(Records from a data source)
[start]

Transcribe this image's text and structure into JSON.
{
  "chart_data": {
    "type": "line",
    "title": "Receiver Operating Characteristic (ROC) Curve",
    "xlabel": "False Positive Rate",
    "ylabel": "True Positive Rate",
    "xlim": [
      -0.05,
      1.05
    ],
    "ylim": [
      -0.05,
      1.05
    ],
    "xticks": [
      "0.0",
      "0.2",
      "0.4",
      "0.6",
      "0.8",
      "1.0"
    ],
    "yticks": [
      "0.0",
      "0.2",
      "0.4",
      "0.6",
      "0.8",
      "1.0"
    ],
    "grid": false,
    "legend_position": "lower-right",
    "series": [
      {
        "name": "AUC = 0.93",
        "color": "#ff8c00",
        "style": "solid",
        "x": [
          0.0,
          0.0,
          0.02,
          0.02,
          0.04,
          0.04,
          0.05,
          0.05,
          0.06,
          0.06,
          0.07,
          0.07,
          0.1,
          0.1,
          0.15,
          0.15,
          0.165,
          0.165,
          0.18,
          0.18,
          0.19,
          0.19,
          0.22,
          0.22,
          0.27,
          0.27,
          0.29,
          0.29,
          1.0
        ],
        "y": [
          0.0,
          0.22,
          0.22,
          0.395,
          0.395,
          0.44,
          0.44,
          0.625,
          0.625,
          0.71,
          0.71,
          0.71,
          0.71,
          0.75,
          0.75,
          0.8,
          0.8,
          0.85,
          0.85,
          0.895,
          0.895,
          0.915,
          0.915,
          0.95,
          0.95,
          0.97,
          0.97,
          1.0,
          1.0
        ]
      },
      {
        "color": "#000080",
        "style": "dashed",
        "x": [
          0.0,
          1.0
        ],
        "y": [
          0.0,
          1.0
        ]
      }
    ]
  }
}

[end]

THE REQUEST:
Tally the lines of the records holding the word "Positive", then give only the resulting number.

SOLUTION:
2